(Stored items from a collection)
%%
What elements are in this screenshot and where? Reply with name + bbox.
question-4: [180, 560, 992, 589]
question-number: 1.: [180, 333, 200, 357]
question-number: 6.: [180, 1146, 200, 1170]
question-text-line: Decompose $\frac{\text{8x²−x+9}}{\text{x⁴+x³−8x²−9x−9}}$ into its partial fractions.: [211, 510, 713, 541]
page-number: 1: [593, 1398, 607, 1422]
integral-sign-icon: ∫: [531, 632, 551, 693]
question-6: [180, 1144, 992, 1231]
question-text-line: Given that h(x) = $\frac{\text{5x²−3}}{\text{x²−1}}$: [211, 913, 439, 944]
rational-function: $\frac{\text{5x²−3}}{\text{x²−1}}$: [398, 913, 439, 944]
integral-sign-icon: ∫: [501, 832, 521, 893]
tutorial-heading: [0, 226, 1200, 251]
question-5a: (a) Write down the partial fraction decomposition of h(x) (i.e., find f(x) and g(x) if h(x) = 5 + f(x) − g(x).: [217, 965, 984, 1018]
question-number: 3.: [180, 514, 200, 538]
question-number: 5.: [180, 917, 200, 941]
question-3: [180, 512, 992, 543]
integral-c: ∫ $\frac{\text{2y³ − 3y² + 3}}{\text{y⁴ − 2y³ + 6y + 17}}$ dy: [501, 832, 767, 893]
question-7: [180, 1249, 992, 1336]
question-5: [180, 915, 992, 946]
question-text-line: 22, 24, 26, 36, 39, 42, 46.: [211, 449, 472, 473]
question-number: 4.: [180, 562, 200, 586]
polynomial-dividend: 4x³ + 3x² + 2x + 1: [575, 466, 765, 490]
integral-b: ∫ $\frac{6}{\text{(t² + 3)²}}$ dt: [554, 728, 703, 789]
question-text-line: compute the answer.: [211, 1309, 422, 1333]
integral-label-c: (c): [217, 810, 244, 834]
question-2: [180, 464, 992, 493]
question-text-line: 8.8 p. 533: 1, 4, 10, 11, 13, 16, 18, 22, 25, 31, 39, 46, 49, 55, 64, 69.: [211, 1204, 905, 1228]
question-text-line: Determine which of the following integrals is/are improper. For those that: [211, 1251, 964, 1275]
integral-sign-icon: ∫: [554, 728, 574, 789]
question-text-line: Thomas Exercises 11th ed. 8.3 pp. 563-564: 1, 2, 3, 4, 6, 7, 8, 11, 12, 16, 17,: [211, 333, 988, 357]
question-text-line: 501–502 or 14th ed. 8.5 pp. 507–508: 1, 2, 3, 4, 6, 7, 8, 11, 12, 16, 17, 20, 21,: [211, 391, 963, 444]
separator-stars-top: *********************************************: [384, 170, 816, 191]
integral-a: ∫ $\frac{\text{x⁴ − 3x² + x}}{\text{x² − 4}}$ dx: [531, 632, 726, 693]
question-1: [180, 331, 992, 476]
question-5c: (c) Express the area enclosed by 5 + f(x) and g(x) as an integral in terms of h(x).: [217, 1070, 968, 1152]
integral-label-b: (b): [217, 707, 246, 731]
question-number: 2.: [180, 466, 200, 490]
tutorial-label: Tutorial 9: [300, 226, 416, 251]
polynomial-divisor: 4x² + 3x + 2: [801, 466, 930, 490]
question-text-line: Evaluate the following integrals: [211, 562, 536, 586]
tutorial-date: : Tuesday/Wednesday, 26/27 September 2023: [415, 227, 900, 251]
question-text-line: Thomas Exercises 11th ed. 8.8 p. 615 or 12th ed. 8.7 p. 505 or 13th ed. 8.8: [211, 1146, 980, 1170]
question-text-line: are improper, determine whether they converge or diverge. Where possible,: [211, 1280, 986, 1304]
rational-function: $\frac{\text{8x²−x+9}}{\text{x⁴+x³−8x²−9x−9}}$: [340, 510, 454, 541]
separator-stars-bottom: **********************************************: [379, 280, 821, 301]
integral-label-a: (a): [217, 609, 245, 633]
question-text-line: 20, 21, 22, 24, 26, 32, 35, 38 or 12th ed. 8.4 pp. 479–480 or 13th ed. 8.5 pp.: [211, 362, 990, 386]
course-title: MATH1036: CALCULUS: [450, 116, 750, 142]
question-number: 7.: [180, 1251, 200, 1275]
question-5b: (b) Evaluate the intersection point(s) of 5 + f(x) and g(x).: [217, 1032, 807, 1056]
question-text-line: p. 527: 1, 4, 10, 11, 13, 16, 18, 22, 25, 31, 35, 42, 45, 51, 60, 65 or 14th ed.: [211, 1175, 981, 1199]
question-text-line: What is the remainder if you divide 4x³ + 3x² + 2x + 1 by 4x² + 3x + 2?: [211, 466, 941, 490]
%%
Can you rename "question-text-line" to "line-of-text" everywhere it occurs in the data and return all the lines with everything else left as it is?

What elements are in this screenshot and where? Reply with name + bbox.
question-4: [180, 560, 992, 589]
question-number: 1.: [180, 333, 200, 357]
question-number: 6.: [180, 1146, 200, 1170]
line-of-text: Decompose $\frac{\text{8x²−x+9}}{\text{x⁴+x³−8x²−9x−9}}$ into its partial fractions.: [211, 510, 713, 541]
page-number: 1: [593, 1398, 607, 1422]
integral-sign-icon: ∫: [531, 632, 551, 693]
question-6: [180, 1144, 992, 1231]
line-of-text: Given that h(x) = $\frac{\text{5x²−3}}{\text{x²−1}}$: [211, 913, 439, 944]
rational-function: $\frac{\text{5x²−3}}{\text{x²−1}}$: [398, 913, 439, 944]
integral-sign-icon: ∫: [501, 832, 521, 893]
tutorial-heading: [0, 226, 1200, 251]
question-5a: (a) Write down the partial fraction decomposition of h(x) (i.e., find f(x) and g(x) if h(x) = 5 + f(x) − g(x).: [217, 965, 984, 1018]
question-number: 3.: [180, 514, 200, 538]
question-number: 5.: [180, 917, 200, 941]
question-3: [180, 512, 992, 543]
integral-c: ∫ $\frac{\text{2y³ − 3y² + 3}}{\text{y⁴ − 2y³ + 6y + 17}}$ dy: [501, 832, 767, 893]
question-7: [180, 1249, 992, 1336]
question-5: [180, 915, 992, 946]
line-of-text: 22, 24, 26, 36, 39, 42, 46.: [211, 449, 472, 473]
question-number: 4.: [180, 562, 200, 586]
polynomial-dividend: 4x³ + 3x² + 2x + 1: [575, 466, 765, 490]
integral-b: ∫ $\frac{6}{\text{(t² + 3)²}}$ dt: [554, 728, 703, 789]
line-of-text: compute the answer.: [211, 1309, 422, 1333]
integral-label-c: (c): [217, 810, 244, 834]
question-2: [180, 464, 992, 493]
line-of-text: 8.8 p. 533: 1, 4, 10, 11, 13, 16, 18, 22, 25, 31, 39, 46, 49, 55, 64, 69.: [211, 1204, 905, 1228]
line-of-text: Determine which of the following integrals is/are improper. For those that: [211, 1251, 964, 1275]
integral-sign-icon: ∫: [554, 728, 574, 789]
line-of-text: Thomas Exercises 11th ed. 8.3 pp. 563-564: 1, 2, 3, 4, 6, 7, 8, 11, 12, 16, 17,: [211, 333, 988, 357]
line-of-text: 501–502 or 14th ed. 8.5 pp. 507–508: 1, 2, 3, 4, 6, 7, 8, 11, 12, 16, 17, 20, 21,: [211, 391, 963, 444]
separator-stars-top: *********************************************: [384, 170, 816, 191]
integral-a: ∫ $\frac{\text{x⁴ − 3x² + x}}{\text{x² − 4}}$ dx: [531, 632, 726, 693]
question-1: [180, 331, 992, 476]
question-5c: (c) Express the area enclosed by 5 + f(x) and g(x) as an integral in terms of h(x).: [217, 1070, 968, 1152]
integral-label-b: (b): [217, 707, 246, 731]
question-number: 2.: [180, 466, 200, 490]
tutorial-label: Tutorial 9: [300, 226, 416, 251]
polynomial-divisor: 4x² + 3x + 2: [801, 466, 930, 490]
line-of-text: Evaluate the following integrals: [211, 562, 536, 586]
tutorial-date: : Tuesday/Wednesday, 26/27 September 2023: [415, 227, 900, 251]
line-of-text: Thomas Exercises 11th ed. 8.8 p. 615 or 12th ed. 8.7 p. 505 or 13th ed. 8.8: [211, 1146, 980, 1170]
line-of-text: are improper, determine whether they converge or diverge. Where possible,: [211, 1280, 986, 1304]
rational-function: $\frac{\text{8x²−x+9}}{\text{x⁴+x³−8x²−9x−9}}$: [340, 510, 454, 541]
separator-stars-bottom: **********************************************: [379, 280, 821, 301]
integral-label-a: (a): [217, 609, 245, 633]
line-of-text: 20, 21, 22, 24, 26, 32, 35, 38 or 12th ed. 8.4 pp. 479–480 or 13th ed. 8.5 pp.: [211, 362, 990, 386]
course-title: MATH1036: CALCULUS: [450, 116, 750, 142]
question-number: 7.: [180, 1251, 200, 1275]
question-5b: (b) Evaluate the intersection point(s) of 5 + f(x) and g(x).: [217, 1032, 807, 1056]
line-of-text: p. 527: 1, 4, 10, 11, 13, 16, 18, 22, 25, 31, 35, 42, 45, 51, 60, 65 or 14th ed.: [211, 1175, 981, 1199]
line-of-text: What is the remainder if you divide 4x³ + 3x² + 2x + 1 by 4x² + 3x + 2?: [211, 466, 941, 490]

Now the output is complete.